= WHAT IS NEEDED =
Return the whole listing exactly as it stands.

[Entries taken from a collection]
⟨

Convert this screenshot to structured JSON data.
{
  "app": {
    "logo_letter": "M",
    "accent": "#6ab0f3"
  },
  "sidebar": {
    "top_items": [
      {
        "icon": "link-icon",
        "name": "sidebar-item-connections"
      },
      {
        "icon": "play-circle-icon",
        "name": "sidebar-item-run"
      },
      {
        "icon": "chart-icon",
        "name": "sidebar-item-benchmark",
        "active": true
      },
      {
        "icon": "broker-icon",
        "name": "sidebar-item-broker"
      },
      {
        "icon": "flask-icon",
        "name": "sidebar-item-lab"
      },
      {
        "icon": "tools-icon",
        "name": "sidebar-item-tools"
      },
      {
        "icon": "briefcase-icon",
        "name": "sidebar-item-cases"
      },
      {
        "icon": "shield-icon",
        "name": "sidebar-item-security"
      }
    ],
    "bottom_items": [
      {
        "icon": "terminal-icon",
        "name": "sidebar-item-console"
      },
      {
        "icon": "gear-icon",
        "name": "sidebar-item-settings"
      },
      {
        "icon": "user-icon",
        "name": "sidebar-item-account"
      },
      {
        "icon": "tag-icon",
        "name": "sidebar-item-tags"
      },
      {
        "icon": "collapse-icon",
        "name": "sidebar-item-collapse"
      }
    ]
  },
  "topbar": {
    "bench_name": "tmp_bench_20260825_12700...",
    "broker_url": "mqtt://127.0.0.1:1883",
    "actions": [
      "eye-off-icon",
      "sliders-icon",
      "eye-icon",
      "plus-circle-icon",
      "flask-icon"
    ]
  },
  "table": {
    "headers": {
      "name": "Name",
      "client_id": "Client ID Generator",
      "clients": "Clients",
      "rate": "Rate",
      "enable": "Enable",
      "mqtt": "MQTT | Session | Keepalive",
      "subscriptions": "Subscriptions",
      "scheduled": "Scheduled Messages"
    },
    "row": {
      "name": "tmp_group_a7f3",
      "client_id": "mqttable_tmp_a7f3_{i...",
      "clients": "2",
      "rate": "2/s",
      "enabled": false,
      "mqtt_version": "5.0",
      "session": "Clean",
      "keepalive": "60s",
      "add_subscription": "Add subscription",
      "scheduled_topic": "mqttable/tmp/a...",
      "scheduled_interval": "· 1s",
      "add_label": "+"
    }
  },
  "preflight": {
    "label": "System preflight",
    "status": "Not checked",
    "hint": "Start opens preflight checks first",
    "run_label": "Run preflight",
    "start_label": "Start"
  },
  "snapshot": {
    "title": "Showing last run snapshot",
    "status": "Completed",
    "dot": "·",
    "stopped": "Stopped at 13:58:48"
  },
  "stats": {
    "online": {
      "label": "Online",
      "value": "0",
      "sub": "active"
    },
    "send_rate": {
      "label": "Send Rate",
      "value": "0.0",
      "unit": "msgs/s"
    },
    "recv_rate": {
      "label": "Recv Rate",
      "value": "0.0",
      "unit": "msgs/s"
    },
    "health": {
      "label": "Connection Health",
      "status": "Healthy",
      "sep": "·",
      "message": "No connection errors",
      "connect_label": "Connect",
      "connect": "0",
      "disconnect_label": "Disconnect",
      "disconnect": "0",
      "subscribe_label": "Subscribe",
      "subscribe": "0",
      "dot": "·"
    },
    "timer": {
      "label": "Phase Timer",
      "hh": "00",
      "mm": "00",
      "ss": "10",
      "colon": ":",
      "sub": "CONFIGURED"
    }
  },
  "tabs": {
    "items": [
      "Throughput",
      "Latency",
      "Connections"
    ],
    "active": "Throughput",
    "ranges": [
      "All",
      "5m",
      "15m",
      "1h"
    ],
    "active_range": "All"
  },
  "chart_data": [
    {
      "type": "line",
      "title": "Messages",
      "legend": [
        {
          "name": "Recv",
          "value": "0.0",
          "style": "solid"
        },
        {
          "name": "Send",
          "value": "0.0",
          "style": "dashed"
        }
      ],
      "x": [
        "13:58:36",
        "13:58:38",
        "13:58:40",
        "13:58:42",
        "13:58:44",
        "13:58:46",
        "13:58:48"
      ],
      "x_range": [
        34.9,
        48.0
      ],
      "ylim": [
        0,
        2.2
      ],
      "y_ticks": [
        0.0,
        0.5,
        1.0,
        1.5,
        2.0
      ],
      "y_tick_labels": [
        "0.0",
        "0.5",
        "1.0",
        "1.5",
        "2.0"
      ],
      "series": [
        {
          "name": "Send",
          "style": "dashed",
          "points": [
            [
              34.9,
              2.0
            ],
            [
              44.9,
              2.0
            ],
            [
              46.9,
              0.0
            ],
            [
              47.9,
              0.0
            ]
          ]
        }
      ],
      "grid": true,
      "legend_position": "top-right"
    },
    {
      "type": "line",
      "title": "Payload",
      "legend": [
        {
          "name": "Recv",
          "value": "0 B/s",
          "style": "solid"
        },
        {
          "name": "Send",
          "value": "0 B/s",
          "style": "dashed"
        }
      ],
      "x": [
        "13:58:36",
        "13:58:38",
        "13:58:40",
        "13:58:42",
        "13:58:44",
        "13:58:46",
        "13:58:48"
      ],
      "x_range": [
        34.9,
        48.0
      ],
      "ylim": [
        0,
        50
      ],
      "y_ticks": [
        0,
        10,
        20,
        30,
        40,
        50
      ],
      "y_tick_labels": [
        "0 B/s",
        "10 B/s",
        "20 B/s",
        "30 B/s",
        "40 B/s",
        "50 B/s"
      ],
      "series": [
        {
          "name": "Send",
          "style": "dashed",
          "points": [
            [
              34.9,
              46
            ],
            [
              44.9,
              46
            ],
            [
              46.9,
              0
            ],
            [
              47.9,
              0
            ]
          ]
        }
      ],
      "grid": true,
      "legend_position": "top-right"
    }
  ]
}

⟩

= THE COMPLETED TASK =
Convert this screenshot to structured JSON data.
{
  "app": {
    "logo_letter": "M",
    "accent": "#6ab0f3"
  },
  "sidebar": {
    "top_items": [
      {
        "icon": "link-icon",
        "name": "sidebar-item-connections"
      },
      {
        "icon": "play-circle-icon",
        "name": "sidebar-item-run"
      },
      {
        "icon": "chart-icon",
        "name": "sidebar-item-benchmark",
        "active": true
      },
      {
        "icon": "broker-icon",
        "name": "sidebar-item-broker"
      },
      {
        "icon": "flask-icon",
        "name": "sidebar-item-lab"
      },
      {
        "icon": "tools-icon",
        "name": "sidebar-item-tools"
      },
      {
        "icon": "briefcase-icon",
        "name": "sidebar-item-cases"
      },
      {
        "icon": "shield-icon",
        "name": "sidebar-item-security"
      }
    ],
    "bottom_items": [
      {
        "icon": "terminal-icon",
        "name": "sidebar-item-console"
      },
      {
        "icon": "gear-icon",
        "name": "sidebar-item-settings"
      },
      {
        "icon": "user-icon",
        "name": "sidebar-item-account"
      },
      {
        "icon": "tag-icon",
        "name": "sidebar-item-tags"
      },
      {
        "icon": "collapse-icon",
        "name": "sidebar-item-collapse"
      }
    ]
  },
  "topbar": {
    "bench_name": "tmp_bench_20260825_12700...",
    "broker_url": "mqtt://127.0.0.1:1883",
    "actions": [
      "eye-off-icon",
      "sliders-icon",
      "eye-icon",
      "plus-circle-icon",
      "flask-icon"
    ]
  },
  "table": {
    "headers": {
      "name": "Name",
      "client_id": "Client ID Generator",
      "clients": "Clients",
      "rate": "Rate",
      "enable": "Enable",
      "mqtt": "MQTT | Session | Keepalive",
      "subscriptions": "Subscriptions",
      "scheduled": "Scheduled Messages"
    },
    "row": {
      "name": "tmp_group_a7f3",
      "client_id": "mqttable_tmp_a7f3_{i...",
      "clients": "2",
      "rate": "2/s",
      "enabled": false,
      "mqtt_version": "5.0",
      "session": "Clean",
      "keepalive": "60s",
      "add_subscription": "Add subscription",
      "scheduled_topic": "mqttable/tmp/a...",
      "scheduled_interval": "· 1s",
      "add_label": "+"
    }
  },
  "preflight": {
    "label": "System preflight",
    "status": "Not checked",
    "hint": "Start opens preflight checks first",
    "run_label": "Run preflight",
    "start_label": "Start"
  },
  "snapshot": {
    "title": "Showing last run snapshot",
    "status": "Completed",
    "dot": "·",
    "stopped": "Stopped at 13:58:48"
  },
  "stats": {
    "online": {
      "label": "Online",
      "value": "0",
      "sub": "active"
    },
    "send_rate": {
      "label": "Send Rate",
      "value": "0.0",
      "unit": "msgs/s"
    },
    "recv_rate": {
      "label": "Recv Rate",
      "value": "0.0",
      "unit": "msgs/s"
    },
    "health": {
      "label": "Connection Health",
      "status": "Healthy",
      "sep": "·",
      "message": "No connection errors",
      "connect_label": "Connect",
      "connect": "0",
      "disconnect_label": "Disconnect",
      "disconnect": "0",
      "subscribe_label": "Subscribe",
      "subscribe": "0",
      "dot": "·"
    },
    "timer": {
      "label": "Phase Timer",
      "hh": "00",
      "mm": "00",
      "ss": "10",
      "colon": ":",
      "sub": "CONFIGURED"
    }
  },
  "tabs": {
    "items": [
      "Throughput",
      "Latency",
      "Connections"
    ],
    "active": "Throughput",
    "ranges": [
      "All",
      "5m",
      "15m",
      "1h"
    ],
    "active_range": "All"
  },
  "chart_data": [
    {
      "type": "line",
      "title": "Messages",
      "legend": [
        {
          "name": "Recv",
          "value": "0.0",
          "style": "solid"
        },
        {
          "name": "Send",
          "value": "0.0",
          "style": "dashed"
        }
      ],
      "x": [
        "13:58:36",
        "13:58:38",
        "13:58:40",
        "13:58:42",
        "13:58:44",
        "13:58:46",
        "13:58:48"
      ],
      "x_range": [
        34.9,
        48.0
      ],
      "ylim": [
        0,
        2.2
      ],
      "y_ticks": [
        0.0,
        0.5,
        1.0,
        1.5,
        2.0
      ],
      "y_tick_labels": [
        "0.0",
        "0.5",
        "1.0",
        "1.5",
        "2.0"
      ],
      "series": [
        {
          "name": "Send",
          "style": "dashed",
          "points": [
            [
              34.9,
              2.0
            ],
            [
              44.9,
              2.0
            ],
            [
              46.9,
              0.0
            ],
            [
              47.9,
              0.0
            ]
          ]
        }
      ],
      "grid": true,
      "legend_position": "top-right"
    },
    {
      "type": "line",
      "title": "Payload",
      "legend": [
        {
          "name": "Recv",
          "value": "0 B/s",
          "style": "solid"
        },
        {
          "name": "Send",
          "value": "0 B/s",
          "style": "dashed"
        }
      ],
      "x": [
        "13:58:36",
        "13:58:38",
        "13:58:40",
        "13:58:42",
        "13:58:44",
        "13:58:46",
        "13:58:48"
      ],
      "x_range": [
        34.9,
        48.0
      ],
      "ylim": [
        0,
        50
      ],
      "y_ticks": [
        0,
        10,
        20,
        30,
        40,
        50
      ],
      "y_tick_labels": [
        "0 B/s",
        "10 B/s",
        "20 B/s",
        "30 B/s",
        "40 B/s",
        "50 B/s"
      ],
      "series": [
        {
          "name": "Send",
          "style": "dashed",
          "points": [
            [
              34.9,
              46
            ],
            [
              44.9,
              46
            ],
            [
              46.9,
              0
            ],
            [
              47.9,
              0
            ]
          ]
        }
      ],
      "grid": true,
      "legend_position": "top-right"
    }
  ]
}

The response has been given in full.